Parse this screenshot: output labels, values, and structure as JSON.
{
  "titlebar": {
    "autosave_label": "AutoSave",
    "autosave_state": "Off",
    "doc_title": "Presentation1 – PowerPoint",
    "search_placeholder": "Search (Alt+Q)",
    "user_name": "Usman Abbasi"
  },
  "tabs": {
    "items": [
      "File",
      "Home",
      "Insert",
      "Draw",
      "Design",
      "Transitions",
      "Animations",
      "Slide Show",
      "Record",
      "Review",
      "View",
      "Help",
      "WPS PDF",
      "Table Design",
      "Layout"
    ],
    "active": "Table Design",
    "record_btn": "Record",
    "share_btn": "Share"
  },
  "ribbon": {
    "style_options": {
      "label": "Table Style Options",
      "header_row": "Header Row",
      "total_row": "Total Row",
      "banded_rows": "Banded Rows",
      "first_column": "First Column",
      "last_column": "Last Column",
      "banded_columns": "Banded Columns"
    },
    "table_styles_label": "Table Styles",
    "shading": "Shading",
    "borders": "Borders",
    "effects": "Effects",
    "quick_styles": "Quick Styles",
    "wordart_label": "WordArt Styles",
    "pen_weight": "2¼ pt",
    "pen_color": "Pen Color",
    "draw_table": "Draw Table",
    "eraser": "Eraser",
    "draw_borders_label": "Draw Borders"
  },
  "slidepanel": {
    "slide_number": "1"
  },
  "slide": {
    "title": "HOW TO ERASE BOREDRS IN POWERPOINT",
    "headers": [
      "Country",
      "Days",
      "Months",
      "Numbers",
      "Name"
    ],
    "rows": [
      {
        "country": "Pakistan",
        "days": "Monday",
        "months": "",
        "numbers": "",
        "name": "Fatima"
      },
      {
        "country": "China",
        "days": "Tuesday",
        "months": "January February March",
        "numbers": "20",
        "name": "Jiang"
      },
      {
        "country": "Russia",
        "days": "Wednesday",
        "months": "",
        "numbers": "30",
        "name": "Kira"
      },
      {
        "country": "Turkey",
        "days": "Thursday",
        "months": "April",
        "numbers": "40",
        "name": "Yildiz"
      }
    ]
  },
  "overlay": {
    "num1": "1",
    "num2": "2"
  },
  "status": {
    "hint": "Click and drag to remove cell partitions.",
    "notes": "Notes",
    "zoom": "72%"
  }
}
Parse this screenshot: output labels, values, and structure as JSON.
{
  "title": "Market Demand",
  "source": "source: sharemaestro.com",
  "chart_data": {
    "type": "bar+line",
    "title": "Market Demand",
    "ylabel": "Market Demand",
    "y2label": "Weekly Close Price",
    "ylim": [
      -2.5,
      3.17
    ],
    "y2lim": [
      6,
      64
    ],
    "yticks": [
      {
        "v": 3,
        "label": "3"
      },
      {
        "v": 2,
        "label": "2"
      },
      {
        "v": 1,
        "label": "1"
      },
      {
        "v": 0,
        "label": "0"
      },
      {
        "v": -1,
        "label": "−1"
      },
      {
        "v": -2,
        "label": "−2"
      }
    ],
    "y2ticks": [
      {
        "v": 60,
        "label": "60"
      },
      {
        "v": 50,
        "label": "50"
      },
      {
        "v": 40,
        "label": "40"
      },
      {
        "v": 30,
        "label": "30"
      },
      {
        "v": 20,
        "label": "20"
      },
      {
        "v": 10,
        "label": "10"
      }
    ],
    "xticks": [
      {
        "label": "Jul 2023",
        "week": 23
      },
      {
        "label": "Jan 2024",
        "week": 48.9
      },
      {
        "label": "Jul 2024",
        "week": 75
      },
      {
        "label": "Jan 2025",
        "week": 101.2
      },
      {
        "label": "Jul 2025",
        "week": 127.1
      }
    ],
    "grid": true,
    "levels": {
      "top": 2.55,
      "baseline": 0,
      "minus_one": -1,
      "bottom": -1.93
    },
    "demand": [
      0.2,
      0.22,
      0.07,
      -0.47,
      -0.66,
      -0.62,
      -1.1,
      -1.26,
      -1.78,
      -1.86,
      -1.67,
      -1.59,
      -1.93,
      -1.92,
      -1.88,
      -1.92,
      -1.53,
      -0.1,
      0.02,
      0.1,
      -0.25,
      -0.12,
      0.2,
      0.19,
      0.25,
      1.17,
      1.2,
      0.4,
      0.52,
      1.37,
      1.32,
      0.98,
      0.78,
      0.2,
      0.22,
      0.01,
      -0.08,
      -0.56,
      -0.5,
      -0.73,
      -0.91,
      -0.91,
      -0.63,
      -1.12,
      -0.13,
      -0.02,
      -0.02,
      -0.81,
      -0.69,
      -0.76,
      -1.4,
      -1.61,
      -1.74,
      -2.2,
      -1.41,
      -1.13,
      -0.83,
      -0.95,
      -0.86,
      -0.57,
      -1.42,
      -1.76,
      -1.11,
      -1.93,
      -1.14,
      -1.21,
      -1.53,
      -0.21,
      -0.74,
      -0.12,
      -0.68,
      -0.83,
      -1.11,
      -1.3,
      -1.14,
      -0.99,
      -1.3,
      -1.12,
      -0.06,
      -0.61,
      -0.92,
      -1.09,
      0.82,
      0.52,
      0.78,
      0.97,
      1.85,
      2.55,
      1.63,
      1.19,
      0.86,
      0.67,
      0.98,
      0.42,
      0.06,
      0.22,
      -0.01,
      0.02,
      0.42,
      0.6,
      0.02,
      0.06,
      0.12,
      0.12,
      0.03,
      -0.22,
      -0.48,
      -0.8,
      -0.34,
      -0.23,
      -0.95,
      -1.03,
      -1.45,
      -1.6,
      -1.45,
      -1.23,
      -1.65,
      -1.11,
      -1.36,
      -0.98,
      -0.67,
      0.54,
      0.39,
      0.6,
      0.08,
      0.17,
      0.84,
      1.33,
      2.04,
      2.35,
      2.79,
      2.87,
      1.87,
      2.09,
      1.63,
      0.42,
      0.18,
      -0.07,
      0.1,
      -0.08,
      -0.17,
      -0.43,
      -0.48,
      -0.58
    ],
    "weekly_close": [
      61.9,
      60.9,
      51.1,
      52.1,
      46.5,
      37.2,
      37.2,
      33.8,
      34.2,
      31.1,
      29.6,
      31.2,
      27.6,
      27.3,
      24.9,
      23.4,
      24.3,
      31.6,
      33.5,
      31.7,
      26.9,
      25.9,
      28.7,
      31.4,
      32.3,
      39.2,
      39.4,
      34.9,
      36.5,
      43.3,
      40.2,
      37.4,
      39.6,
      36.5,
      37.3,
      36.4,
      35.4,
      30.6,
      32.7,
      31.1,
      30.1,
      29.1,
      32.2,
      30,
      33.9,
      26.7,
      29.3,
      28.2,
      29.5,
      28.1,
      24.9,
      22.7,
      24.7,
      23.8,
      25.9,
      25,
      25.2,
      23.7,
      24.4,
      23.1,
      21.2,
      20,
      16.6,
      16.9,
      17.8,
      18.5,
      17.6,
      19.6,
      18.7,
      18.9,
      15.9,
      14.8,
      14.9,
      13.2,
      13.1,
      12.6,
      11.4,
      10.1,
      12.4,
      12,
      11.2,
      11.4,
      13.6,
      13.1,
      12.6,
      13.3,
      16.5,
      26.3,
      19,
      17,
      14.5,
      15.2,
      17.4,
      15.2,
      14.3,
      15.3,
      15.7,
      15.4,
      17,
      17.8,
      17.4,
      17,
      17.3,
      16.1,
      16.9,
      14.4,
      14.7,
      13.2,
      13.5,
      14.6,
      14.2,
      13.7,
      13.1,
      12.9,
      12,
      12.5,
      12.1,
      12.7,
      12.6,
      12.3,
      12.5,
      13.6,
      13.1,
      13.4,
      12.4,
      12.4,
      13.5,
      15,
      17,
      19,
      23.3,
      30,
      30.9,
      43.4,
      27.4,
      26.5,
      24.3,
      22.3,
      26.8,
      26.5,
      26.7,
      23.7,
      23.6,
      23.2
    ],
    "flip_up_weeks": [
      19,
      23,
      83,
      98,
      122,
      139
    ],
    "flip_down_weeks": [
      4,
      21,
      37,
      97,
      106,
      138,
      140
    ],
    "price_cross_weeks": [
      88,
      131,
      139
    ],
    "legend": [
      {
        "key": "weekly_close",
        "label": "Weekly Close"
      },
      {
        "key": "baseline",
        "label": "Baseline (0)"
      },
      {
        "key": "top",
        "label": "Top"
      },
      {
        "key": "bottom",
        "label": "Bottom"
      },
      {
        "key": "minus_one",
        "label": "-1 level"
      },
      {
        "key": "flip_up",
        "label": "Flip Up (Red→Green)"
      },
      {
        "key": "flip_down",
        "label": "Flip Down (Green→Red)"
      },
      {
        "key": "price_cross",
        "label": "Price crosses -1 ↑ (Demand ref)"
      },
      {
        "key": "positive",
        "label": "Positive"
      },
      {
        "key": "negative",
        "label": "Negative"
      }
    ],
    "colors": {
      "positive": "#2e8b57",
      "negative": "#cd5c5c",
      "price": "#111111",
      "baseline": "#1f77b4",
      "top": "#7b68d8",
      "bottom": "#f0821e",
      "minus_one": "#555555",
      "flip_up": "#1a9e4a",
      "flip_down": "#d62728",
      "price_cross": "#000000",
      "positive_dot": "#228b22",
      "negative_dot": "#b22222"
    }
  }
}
━━━━━━━━━━━━━━━━━━━━━━━━━━━━━━
Say how many lines in the listing above include "Design". Give nothing but the number.

3